┏━━
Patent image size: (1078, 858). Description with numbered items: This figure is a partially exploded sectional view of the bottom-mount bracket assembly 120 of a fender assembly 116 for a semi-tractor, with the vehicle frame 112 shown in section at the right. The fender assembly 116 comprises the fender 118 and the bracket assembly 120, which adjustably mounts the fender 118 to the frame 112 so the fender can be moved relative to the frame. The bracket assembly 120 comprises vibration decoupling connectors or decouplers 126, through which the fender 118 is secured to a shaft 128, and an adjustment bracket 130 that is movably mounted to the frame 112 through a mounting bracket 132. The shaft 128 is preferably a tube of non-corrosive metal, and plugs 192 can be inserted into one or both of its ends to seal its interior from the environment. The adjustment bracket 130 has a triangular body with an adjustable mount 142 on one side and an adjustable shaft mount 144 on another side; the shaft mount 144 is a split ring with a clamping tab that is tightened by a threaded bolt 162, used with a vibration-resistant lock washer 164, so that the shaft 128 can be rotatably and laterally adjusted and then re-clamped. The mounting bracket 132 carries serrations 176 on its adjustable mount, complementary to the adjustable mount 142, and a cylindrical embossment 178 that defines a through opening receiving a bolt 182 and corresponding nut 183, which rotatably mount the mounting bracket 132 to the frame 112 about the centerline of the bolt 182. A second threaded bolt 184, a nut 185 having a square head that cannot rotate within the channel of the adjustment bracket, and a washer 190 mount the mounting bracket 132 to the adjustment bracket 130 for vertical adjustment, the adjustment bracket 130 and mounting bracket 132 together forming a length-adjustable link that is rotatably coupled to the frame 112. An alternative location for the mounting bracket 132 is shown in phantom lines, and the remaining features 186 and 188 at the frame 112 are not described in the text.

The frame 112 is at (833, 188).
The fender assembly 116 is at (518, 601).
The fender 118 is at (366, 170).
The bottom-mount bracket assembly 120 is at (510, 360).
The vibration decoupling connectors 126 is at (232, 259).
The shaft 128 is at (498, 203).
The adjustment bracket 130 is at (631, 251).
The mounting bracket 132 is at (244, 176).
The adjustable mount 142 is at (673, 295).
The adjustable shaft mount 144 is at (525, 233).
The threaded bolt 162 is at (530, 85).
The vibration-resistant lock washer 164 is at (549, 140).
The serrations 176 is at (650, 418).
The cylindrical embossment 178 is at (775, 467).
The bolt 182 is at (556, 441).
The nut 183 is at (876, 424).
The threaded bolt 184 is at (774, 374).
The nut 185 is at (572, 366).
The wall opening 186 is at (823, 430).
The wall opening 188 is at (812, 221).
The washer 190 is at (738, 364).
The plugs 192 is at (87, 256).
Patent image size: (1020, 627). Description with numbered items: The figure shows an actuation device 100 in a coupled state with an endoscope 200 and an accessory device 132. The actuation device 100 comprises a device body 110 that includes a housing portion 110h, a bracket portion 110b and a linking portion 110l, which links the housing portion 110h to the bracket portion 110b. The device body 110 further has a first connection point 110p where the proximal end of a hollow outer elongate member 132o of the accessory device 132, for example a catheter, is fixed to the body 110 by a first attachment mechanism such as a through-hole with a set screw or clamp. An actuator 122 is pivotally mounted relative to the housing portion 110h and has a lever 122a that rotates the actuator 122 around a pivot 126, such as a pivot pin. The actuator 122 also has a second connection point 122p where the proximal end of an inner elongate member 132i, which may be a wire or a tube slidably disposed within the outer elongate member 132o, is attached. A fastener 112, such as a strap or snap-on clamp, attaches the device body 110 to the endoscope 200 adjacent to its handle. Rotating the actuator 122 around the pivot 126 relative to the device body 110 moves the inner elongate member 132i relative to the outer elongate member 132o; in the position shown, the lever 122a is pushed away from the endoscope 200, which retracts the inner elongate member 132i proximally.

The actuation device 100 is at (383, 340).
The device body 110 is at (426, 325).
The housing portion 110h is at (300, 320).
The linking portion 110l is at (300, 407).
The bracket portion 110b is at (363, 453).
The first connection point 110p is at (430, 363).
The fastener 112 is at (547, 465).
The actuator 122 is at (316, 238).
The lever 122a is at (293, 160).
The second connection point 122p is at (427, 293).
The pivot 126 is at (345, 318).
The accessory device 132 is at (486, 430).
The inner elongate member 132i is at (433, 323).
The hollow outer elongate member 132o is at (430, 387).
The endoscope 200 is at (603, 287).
┗━━
• TASK INSTRUCTIONS
Copy out the whole listing above word for word, keeping every line in its original order.

• RESPONSE BELOW
Patent image size: (1078, 858). Description with numbered items: This figure is a partially exploded sectional view of the bottom-mount bracket assembly 120 of a fender assembly 116 for a semi-tractor, with the vehicle frame 112 shown in section at the right. The fender assembly 116 comprises the fender 118 and the bracket assembly 120, which adjustably mounts the fender 118 to the frame 112 so the fender can be moved relative to the frame. The bracket assembly 120 comprises vibration decoupling connectors or decouplers 126, through which the fender 118 is secured to a shaft 128, and an adjustment bracket 130 that is movably mounted to the frame 112 through a mounting bracket 132. The shaft 128 is preferably a tube of non-corrosive metal, and plugs 192 can be inserted into one or both of its ends to seal its interior from the environment. The adjustment bracket 130 has a triangular body with an adjustable mount 142 on one side and an adjustable shaft mount 144 on another side; the shaft mount 144 is a split ring with a clamping tab that is tightened by a threaded bolt 162, used with a vibration-resistant lock washer 164, so that the shaft 128 can be rotatably and laterally adjusted and then re-clamped. The mounting bracket 132 carries serrations 176 on its adjustable mount, complementary to the adjustable mount 142, and a cylindrical embossment 178 that defines a through opening receiving a bolt 182 and corresponding nut 183, which rotatably mount the mounting bracket 132 to the frame 112 about the centerline of the bolt 182. A second threaded bolt 184, a nut 185 having a square head that cannot rotate within the channel of the adjustment bracket, and a washer 190 mount the mounting bracket 132 to the adjustment bracket 130 for vertical adjustment, the adjustment bracket 130 and mounting bracket 132 together forming a length-adjustable link that is rotatably coupled to the frame 112. An alternative location for the mounting bracket 132 is shown in phantom lines, and the remaining features 186 and 188 at the frame 112 are not described in the text.

The frame 112 is at (833, 188).
The fender assembly 116 is at (518, 601).
The fender 118 is at (366, 170).
The bottom-mount bracket assembly 120 is at (510, 360).
The vibration decoupling connectors 126 is at (232, 259).
The shaft 128 is at (498, 203).
The adjustment bracket 130 is at (631, 251).
The mounting bracket 132 is at (244, 176).
The adjustable mount 142 is at (673, 295).
The adjustable shaft mount 144 is at (525, 233).
The threaded bolt 162 is at (530, 85).
The vibration-resistant lock washer 164 is at (549, 140).
The serrations 176 is at (650, 418).
The cylindrical embossment 178 is at (775, 467).
The bolt 182 is at (556, 441).
The nut 183 is at (876, 424).
The threaded bolt 184 is at (774, 374).
The nut 185 is at (572, 366).
The wall opening 186 is at (823, 430).
The wall opening 188 is at (812, 221).
The washer 190 is at (738, 364).
The plugs 192 is at (87, 256).
Patent image size: (1020, 627). Description with numbered items: The figure shows an actuation device 100 in a coupled state with an endoscope 200 and an accessory device 132. The actuation device 100 comprises a device body 110 that includes a housing portion 110h, a bracket portion 110b and a linking portion 110l, which links the housing portion 110h to the bracket portion 110b. The device body 110 further has a first connection point 110p where the proximal end of a hollow outer elongate member 132o of the accessory device 132, for example a catheter, is fixed to the body 110 by a first attachment mechanism such as a through-hole with a set screw or clamp. An actuator 122 is pivotally mounted relative to the housing portion 110h and has a lever 122a that rotates the actuator 122 around a pivot 126, such as a pivot pin. The actuator 122 also has a second connection point 122p where the proximal end of an inner elongate member 132i, which may be a wire or a tube slidably disposed within the outer elongate member 132o, is attached. A fastener 112, such as a strap or snap-on clamp, attaches the device body 110 to the endoscope 200 adjacent to its handle. Rotating the actuator 122 around the pivot 126 relative to the device body 110 moves the inner elongate member 132i relative to the outer elongate member 132o; in the position shown, the lever 122a is pushed away from the endoscope 200, which retracts the inner elongate member 132i proximally.

The actuation device 100 is at (383, 340).
The device body 110 is at (426, 325).
The housing portion 110h is at (300, 320).
The linking portion 110l is at (300, 407).
The bracket portion 110b is at (363, 453).
The first connection point 110p is at (430, 363).
The fastener 112 is at (547, 465).
The actuator 122 is at (316, 238).
The lever 122a is at (293, 160).
The second connection point 122p is at (427, 293).
The pivot 126 is at (345, 318).
The accessory device 132 is at (486, 430).
The inner elongate member 132i is at (433, 323).
The hollow outer elongate member 132o is at (430, 387).
The endoscope 200 is at (603, 287).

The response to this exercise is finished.